List each line holding the string "мысли".
==== Task data ====
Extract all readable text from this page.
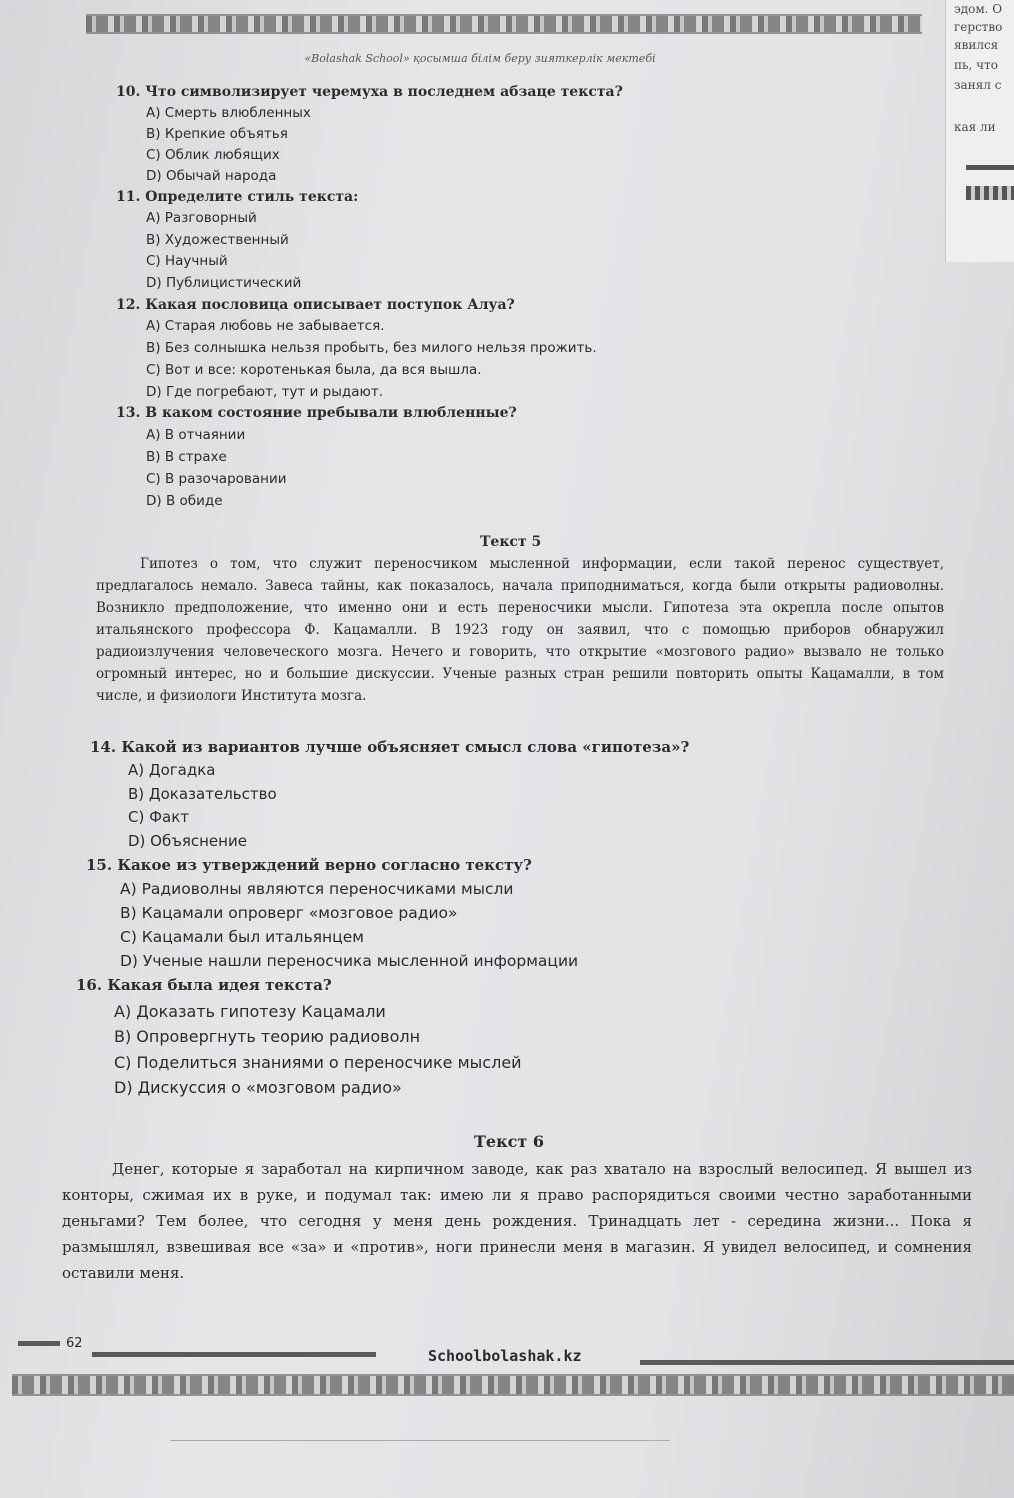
эдом. О
герство
явился
пь, что
занял с
кая ли
«Bolashak School» қосымша білім беру зияткерлік мектебі
10. Что символизирует черемуха в последнем абзаце текста?
A) Смерть влюбленных
B) Крепкие объятья
C) Облик любящих
D) Обычай народа
11. Определите стиль текста:
A) Разговорный
B) Художественный
C) Научный
D) Публицистический
12. Какая пословица описывает поступок Алуа?
A) Старая любовь не забывается.
B) Без солнышка нельзя пробыть, без милого нельзя прожить.
C) Вот и все: коротенькая была, да вся вышла.
D) Где погребают, тут и рыдают.
13. В каком состояние пребывали влюбленные?
A) В отчаянии
B) В страхе
C) В разочаровании
D) В обиде
Текст 5
Гипотез о том, что служит переносчиком мысленной информации, если такой перенос существует, предлагалось немало. Завеса тайны, как показалось, начала приподниматься, когда были открыты радиоволны. Возникло предположение, что именно они и есть переносчики мысли. Гипотеза эта окрепла после опытов итальянского профессора Ф. Кацамалли. В 1923 году он заявил, что с помощью приборов обнаружил радиоизлучения человеческого мозга. Нечего и говорить, что открытие «мозгового радио» вызвало не только огромный интерес, но и большие дискуссии. Ученые разных стран решили повторить опыты Кацамалли, в том числе, и физиологи Института мозга.
14. Какой из вариантов лучше объясняет смысл слова «гипотеза»?
A) Догадка
B) Доказательство
C) Факт
D) Объяснение
15. Какое из утверждений верно согласно тексту?
A) Радиоволны являются переносчиками мысли
B) Кацамали опроверг «мозговое радио»
C) Кацамали был итальянцем
D) Ученые нашли переносчика мысленной информации
16. Какая была идея текста?
A) Доказать гипотезу Кацамали
B) Опровергнуть теорию радиоволн
C) Поделиться знаниями о переносчике мыслей
D) Дискуссия о «мозговом радио»
Текст 6
Денег, которые я заработал на кирпичном заводе, как раз хватало на взрослый велосипед. Я вышел из конторы, сжимая их в руке, и подумал так: имею ли я право распорядиться своими честно заработанными деньгами? Тем более, что сегодня у меня день рождения. Тринадцать лет - середина жизни... Пока я размышлял, взвешивая все «за» и «против», ноги принесли меня в магазин. Я увидел велосипед, и сомнения оставили меня.
62
Schoolbolashak.kz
====
### Output below:
Гипотез о том, что служит переносчиком мысленной информации, если такой перенос существует, предлагалось немало. Завеса тайны, как показалось, начала приподниматься, когда были открыты радиоволны. Возникло предположение, что именно они и есть переносчики мысли. Гипотеза эта окрепла после опытов итальянского профессора Ф. Кацамалли. В 1923 году он заявил, что с помощью приборов обнаружил радиоизлучения человеческого мозга. Нечего и говорить, что открытие «мозгового радио» вызвало не только огромный интерес, но и большие дискуссии. Ученые разных стран решили повторить опыты Кацамалли, в том числе, и физиологи Института мозга.
A) Радиоволны являются переносчиками мысли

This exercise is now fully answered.